BEGIN

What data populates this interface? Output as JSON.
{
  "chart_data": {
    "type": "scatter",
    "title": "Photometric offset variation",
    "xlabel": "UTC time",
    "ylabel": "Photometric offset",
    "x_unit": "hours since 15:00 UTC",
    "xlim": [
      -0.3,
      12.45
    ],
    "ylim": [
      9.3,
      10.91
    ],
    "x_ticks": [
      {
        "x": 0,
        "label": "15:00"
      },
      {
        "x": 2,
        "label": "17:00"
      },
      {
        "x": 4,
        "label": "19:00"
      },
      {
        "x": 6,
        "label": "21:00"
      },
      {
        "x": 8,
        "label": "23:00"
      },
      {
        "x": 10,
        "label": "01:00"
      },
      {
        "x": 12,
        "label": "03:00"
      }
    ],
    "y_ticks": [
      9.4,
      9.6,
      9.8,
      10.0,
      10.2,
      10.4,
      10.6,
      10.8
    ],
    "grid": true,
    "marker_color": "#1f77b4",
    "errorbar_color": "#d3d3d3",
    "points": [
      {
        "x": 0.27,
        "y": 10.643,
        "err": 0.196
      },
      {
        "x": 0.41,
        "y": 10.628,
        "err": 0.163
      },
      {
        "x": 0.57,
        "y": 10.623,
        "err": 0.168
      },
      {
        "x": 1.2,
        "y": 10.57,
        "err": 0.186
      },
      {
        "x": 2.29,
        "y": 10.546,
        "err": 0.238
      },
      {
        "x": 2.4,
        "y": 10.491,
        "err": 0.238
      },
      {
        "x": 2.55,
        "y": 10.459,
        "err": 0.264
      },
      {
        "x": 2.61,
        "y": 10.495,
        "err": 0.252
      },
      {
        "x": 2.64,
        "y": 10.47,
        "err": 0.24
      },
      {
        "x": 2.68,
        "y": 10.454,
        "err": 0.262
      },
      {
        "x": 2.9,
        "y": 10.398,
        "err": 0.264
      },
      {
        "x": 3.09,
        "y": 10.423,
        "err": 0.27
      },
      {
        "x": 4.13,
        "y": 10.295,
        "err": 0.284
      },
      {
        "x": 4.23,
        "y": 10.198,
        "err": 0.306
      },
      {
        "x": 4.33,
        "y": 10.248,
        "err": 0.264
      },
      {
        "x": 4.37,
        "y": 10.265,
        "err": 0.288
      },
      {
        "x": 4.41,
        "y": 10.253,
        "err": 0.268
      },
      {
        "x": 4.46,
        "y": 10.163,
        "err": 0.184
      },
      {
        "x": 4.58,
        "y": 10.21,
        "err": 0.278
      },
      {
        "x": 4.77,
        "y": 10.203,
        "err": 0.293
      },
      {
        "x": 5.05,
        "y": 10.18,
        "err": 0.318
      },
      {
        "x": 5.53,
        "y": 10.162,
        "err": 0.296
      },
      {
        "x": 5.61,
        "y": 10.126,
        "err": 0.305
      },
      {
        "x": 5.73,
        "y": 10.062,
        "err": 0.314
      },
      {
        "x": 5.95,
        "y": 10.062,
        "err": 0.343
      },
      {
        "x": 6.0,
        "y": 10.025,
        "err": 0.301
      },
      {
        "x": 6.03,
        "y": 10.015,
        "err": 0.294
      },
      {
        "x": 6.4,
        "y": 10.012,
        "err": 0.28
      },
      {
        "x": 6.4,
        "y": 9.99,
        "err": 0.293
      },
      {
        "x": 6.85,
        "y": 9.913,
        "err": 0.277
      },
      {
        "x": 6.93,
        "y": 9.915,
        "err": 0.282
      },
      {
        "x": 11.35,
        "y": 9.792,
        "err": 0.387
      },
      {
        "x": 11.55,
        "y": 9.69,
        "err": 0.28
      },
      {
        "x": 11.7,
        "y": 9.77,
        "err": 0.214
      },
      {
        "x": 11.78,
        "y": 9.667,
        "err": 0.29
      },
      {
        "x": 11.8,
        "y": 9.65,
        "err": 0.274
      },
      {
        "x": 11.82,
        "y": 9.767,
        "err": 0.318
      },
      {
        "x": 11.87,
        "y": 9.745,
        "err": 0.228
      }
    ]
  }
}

END

[STATED EXERCISE] Using the data above, repeat every line exactly.

[RESULT OF THE TASK]
What data populates this interface? Output as JSON.
{
  "chart_data": {
    "type": "scatter",
    "title": "Photometric offset variation",
    "xlabel": "UTC time",
    "ylabel": "Photometric offset",
    "x_unit": "hours since 15:00 UTC",
    "xlim": [
      -0.3,
      12.45
    ],
    "ylim": [
      9.3,
      10.91
    ],
    "x_ticks": [
      {
        "x": 0,
        "label": "15:00"
      },
      {
        "x": 2,
        "label": "17:00"
      },
      {
        "x": 4,
        "label": "19:00"
      },
      {
        "x": 6,
        "label": "21:00"
      },
      {
        "x": 8,
        "label": "23:00"
      },
      {
        "x": 10,
        "label": "01:00"
      },
      {
        "x": 12,
        "label": "03:00"
      }
    ],
    "y_ticks": [
      9.4,
      9.6,
      9.8,
      10.0,
      10.2,
      10.4,
      10.6,
      10.8
    ],
    "grid": true,
    "marker_color": "#1f77b4",
    "errorbar_color": "#d3d3d3",
    "points": [
      {
        "x": 0.27,
        "y": 10.643,
        "err": 0.196
      },
      {
        "x": 0.41,
        "y": 10.628,
        "err": 0.163
      },
      {
        "x": 0.57,
        "y": 10.623,
        "err": 0.168
      },
      {
        "x": 1.2,
        "y": 10.57,
        "err": 0.186
      },
      {
        "x": 2.29,
        "y": 10.546,
        "err": 0.238
      },
      {
        "x": 2.4,
        "y": 10.491,
        "err": 0.238
      },
      {
        "x": 2.55,
        "y": 10.459,
        "err": 0.264
      },
      {
        "x": 2.61,
        "y": 10.495,
        "err": 0.252
      },
      {
        "x": 2.64,
        "y": 10.47,
        "err": 0.24
      },
      {
        "x": 2.68,
        "y": 10.454,
        "err": 0.262
      },
      {
        "x": 2.9,
        "y": 10.398,
        "err": 0.264
      },
      {
        "x": 3.09,
        "y": 10.423,
        "err": 0.27
      },
      {
        "x": 4.13,
        "y": 10.295,
        "err": 0.284
      },
      {
        "x": 4.23,
        "y": 10.198,
        "err": 0.306
      },
      {
        "x": 4.33,
        "y": 10.248,
        "err": 0.264
      },
      {
        "x": 4.37,
        "y": 10.265,
        "err": 0.288
      },
      {
        "x": 4.41,
        "y": 10.253,
        "err": 0.268
      },
      {
        "x": 4.46,
        "y": 10.163,
        "err": 0.184
      },
      {
        "x": 4.58,
        "y": 10.21,
        "err": 0.278
      },
      {
        "x": 4.77,
        "y": 10.203,
        "err": 0.293
      },
      {
        "x": 5.05,
        "y": 10.18,
        "err": 0.318
      },
      {
        "x": 5.53,
        "y": 10.162,
        "err": 0.296
      },
      {
        "x": 5.61,
        "y": 10.126,
        "err": 0.305
      },
      {
        "x": 5.73,
        "y": 10.062,
        "err": 0.314
      },
      {
        "x": 5.95,
        "y": 10.062,
        "err": 0.343
      },
      {
        "x": 6.0,
        "y": 10.025,
        "err": 0.301
      },
      {
        "x": 6.03,
        "y": 10.015,
        "err": 0.294
      },
      {
        "x": 6.4,
        "y": 10.012,
        "err": 0.28
      },
      {
        "x": 6.4,
        "y": 9.99,
        "err": 0.293
      },
      {
        "x": 6.85,
        "y": 9.913,
        "err": 0.277
      },
      {
        "x": 6.93,
        "y": 9.915,
        "err": 0.282
      },
      {
        "x": 11.35,
        "y": 9.792,
        "err": 0.387
      },
      {
        "x": 11.55,
        "y": 9.69,
        "err": 0.28
      },
      {
        "x": 11.7,
        "y": 9.77,
        "err": 0.214
      },
      {
        "x": 11.78,
        "y": 9.667,
        "err": 0.29
      },
      {
        "x": 11.8,
        "y": 9.65,
        "err": 0.274
      },
      {
        "x": 11.82,
        "y": 9.767,
        "err": 0.318
      },
      {
        "x": 11.87,
        "y": 9.745,
        "err": 0.228
      }
    ]
  }
}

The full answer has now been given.